_EXTRACTED INFORMATION_
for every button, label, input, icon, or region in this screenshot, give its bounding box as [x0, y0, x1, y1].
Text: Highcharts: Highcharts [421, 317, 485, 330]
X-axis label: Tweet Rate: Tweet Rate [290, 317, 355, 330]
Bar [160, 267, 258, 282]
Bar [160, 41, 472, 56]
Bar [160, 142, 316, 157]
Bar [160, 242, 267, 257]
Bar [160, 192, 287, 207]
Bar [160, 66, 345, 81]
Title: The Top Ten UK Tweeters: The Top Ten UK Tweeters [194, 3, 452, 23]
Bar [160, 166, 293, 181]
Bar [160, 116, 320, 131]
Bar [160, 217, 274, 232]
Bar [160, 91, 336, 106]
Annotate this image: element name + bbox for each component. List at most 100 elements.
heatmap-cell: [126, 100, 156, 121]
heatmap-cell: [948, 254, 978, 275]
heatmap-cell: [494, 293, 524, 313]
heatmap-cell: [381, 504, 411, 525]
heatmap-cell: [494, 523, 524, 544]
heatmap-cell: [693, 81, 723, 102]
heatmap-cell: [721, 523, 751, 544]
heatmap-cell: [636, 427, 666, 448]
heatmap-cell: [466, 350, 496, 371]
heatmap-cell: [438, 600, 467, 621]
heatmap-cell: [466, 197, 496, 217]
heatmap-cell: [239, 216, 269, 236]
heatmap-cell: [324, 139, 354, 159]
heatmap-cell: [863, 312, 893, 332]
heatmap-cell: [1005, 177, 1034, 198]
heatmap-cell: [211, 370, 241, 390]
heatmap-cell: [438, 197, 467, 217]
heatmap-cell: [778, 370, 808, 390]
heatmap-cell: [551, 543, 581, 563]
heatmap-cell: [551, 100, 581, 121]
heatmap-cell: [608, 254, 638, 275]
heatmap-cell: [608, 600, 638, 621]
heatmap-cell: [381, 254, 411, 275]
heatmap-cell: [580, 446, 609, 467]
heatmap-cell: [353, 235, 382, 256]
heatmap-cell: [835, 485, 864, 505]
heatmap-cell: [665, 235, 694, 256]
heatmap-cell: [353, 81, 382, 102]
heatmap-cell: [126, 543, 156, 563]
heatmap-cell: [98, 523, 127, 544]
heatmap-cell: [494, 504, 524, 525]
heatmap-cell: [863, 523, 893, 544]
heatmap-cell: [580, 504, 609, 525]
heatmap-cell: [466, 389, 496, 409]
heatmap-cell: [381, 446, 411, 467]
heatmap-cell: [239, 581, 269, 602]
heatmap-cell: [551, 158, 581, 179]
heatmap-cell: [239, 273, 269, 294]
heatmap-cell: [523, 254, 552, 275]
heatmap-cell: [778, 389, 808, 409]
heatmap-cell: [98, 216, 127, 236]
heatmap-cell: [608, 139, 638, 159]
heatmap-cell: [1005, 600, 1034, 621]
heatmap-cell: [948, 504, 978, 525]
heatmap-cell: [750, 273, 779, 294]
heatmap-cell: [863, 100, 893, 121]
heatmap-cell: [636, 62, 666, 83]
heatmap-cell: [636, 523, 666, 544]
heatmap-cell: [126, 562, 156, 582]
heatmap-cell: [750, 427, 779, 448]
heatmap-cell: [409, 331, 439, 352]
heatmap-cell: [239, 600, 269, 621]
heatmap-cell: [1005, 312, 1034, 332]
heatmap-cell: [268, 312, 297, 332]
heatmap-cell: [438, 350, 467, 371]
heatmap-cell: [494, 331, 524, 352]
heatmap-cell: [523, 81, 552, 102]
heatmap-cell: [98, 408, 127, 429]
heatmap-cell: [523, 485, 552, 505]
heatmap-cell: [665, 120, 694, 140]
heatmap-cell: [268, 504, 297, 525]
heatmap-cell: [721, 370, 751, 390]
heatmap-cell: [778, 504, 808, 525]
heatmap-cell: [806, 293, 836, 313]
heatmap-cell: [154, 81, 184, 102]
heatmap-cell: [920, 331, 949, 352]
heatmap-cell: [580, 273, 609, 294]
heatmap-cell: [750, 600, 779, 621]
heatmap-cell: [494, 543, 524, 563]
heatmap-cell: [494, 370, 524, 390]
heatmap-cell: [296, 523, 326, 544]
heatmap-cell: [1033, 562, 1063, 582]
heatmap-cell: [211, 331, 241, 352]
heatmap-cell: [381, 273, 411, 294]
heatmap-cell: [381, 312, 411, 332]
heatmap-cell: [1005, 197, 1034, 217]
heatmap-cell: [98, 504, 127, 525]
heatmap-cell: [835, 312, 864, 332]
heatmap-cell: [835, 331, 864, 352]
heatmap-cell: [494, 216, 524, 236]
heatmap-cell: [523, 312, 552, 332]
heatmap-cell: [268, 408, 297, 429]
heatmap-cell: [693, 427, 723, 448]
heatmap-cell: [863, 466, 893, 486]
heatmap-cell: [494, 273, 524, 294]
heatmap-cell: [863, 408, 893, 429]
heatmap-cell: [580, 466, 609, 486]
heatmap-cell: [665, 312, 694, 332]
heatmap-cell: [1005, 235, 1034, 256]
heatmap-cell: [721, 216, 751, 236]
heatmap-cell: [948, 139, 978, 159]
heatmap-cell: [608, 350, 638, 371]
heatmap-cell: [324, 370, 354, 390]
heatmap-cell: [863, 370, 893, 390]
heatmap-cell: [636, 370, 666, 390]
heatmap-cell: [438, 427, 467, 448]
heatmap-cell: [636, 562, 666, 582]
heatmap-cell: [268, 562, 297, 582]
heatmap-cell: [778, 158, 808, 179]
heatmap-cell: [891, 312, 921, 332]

_CHALLENGE_
Please repeat all of the rows above, character for character and in their original order.

_WRITTEN SOLUTION_
for every button, label, input, icon, or region in this screenshot, give its bounding box as [x0, y0, x1, y1].
Text: Highcharts: Highcharts [421, 317, 485, 330]
X-axis label: Tweet Rate: Tweet Rate [290, 317, 355, 330]
Bar [160, 267, 258, 282]
Bar [160, 41, 472, 56]
Bar [160, 142, 316, 157]
Bar [160, 242, 267, 257]
Bar [160, 192, 287, 207]
Bar [160, 66, 345, 81]
Title: The Top Ten UK Tweeters: The Top Ten UK Tweeters [194, 3, 452, 23]
Bar [160, 166, 293, 181]
Bar [160, 116, 320, 131]
Bar [160, 217, 274, 232]
Bar [160, 91, 336, 106]
Annotate this image: element name + bbox for each component. List at most 100 elements.
heatmap-cell: [126, 100, 156, 121]
heatmap-cell: [948, 254, 978, 275]
heatmap-cell: [494, 293, 524, 313]
heatmap-cell: [381, 504, 411, 525]
heatmap-cell: [494, 523, 524, 544]
heatmap-cell: [693, 81, 723, 102]
heatmap-cell: [721, 523, 751, 544]
heatmap-cell: [636, 427, 666, 448]
heatmap-cell: [466, 350, 496, 371]
heatmap-cell: [438, 600, 467, 621]
heatmap-cell: [466, 197, 496, 217]
heatmap-cell: [239, 216, 269, 236]
heatmap-cell: [324, 139, 354, 159]
heatmap-cell: [863, 312, 893, 332]
heatmap-cell: [1005, 177, 1034, 198]
heatmap-cell: [211, 370, 241, 390]
heatmap-cell: [438, 197, 467, 217]
heatmap-cell: [778, 370, 808, 390]
heatmap-cell: [551, 543, 581, 563]
heatmap-cell: [551, 100, 581, 121]
heatmap-cell: [608, 254, 638, 275]
heatmap-cell: [608, 600, 638, 621]
heatmap-cell: [381, 254, 411, 275]
heatmap-cell: [580, 446, 609, 467]
heatmap-cell: [353, 235, 382, 256]
heatmap-cell: [835, 485, 864, 505]
heatmap-cell: [665, 235, 694, 256]
heatmap-cell: [353, 81, 382, 102]
heatmap-cell: [126, 543, 156, 563]
heatmap-cell: [98, 523, 127, 544]
heatmap-cell: [494, 504, 524, 525]
heatmap-cell: [863, 523, 893, 544]
heatmap-cell: [580, 504, 609, 525]
heatmap-cell: [466, 389, 496, 409]
heatmap-cell: [381, 446, 411, 467]
heatmap-cell: [239, 581, 269, 602]
heatmap-cell: [551, 158, 581, 179]
heatmap-cell: [239, 273, 269, 294]
heatmap-cell: [523, 254, 552, 275]
heatmap-cell: [778, 389, 808, 409]
heatmap-cell: [98, 216, 127, 236]
heatmap-cell: [608, 139, 638, 159]
heatmap-cell: [1005, 600, 1034, 621]
heatmap-cell: [948, 504, 978, 525]
heatmap-cell: [750, 273, 779, 294]
heatmap-cell: [863, 100, 893, 121]
heatmap-cell: [636, 62, 666, 83]
heatmap-cell: [636, 523, 666, 544]
heatmap-cell: [126, 562, 156, 582]
heatmap-cell: [750, 427, 779, 448]
heatmap-cell: [409, 331, 439, 352]
heatmap-cell: [239, 600, 269, 621]
heatmap-cell: [1005, 312, 1034, 332]
heatmap-cell: [268, 312, 297, 332]
heatmap-cell: [438, 350, 467, 371]
heatmap-cell: [494, 331, 524, 352]
heatmap-cell: [523, 81, 552, 102]
heatmap-cell: [98, 408, 127, 429]
heatmap-cell: [523, 485, 552, 505]
heatmap-cell: [665, 120, 694, 140]
heatmap-cell: [268, 504, 297, 525]
heatmap-cell: [721, 370, 751, 390]
heatmap-cell: [778, 504, 808, 525]
heatmap-cell: [806, 293, 836, 313]
heatmap-cell: [154, 81, 184, 102]
heatmap-cell: [920, 331, 949, 352]
heatmap-cell: [580, 273, 609, 294]
heatmap-cell: [750, 600, 779, 621]
heatmap-cell: [494, 543, 524, 563]
heatmap-cell: [494, 370, 524, 390]
heatmap-cell: [296, 523, 326, 544]
heatmap-cell: [1033, 562, 1063, 582]
heatmap-cell: [211, 331, 241, 352]
heatmap-cell: [381, 273, 411, 294]
heatmap-cell: [381, 312, 411, 332]
heatmap-cell: [1005, 197, 1034, 217]
heatmap-cell: [98, 504, 127, 525]
heatmap-cell: [835, 312, 864, 332]
heatmap-cell: [835, 331, 864, 352]
heatmap-cell: [494, 216, 524, 236]
heatmap-cell: [523, 312, 552, 332]
heatmap-cell: [268, 408, 297, 429]
heatmap-cell: [693, 427, 723, 448]
heatmap-cell: [863, 466, 893, 486]
heatmap-cell: [494, 273, 524, 294]
heatmap-cell: [863, 408, 893, 429]
heatmap-cell: [580, 466, 609, 486]
heatmap-cell: [665, 312, 694, 332]
heatmap-cell: [1005, 235, 1034, 256]
heatmap-cell: [721, 216, 751, 236]
heatmap-cell: [948, 139, 978, 159]
heatmap-cell: [608, 350, 638, 371]
heatmap-cell: [324, 370, 354, 390]
heatmap-cell: [863, 370, 893, 390]
heatmap-cell: [636, 370, 666, 390]
heatmap-cell: [438, 427, 467, 448]
heatmap-cell: [636, 562, 666, 582]
heatmap-cell: [268, 562, 297, 582]
heatmap-cell: [778, 158, 808, 179]
heatmap-cell: [891, 312, 921, 332]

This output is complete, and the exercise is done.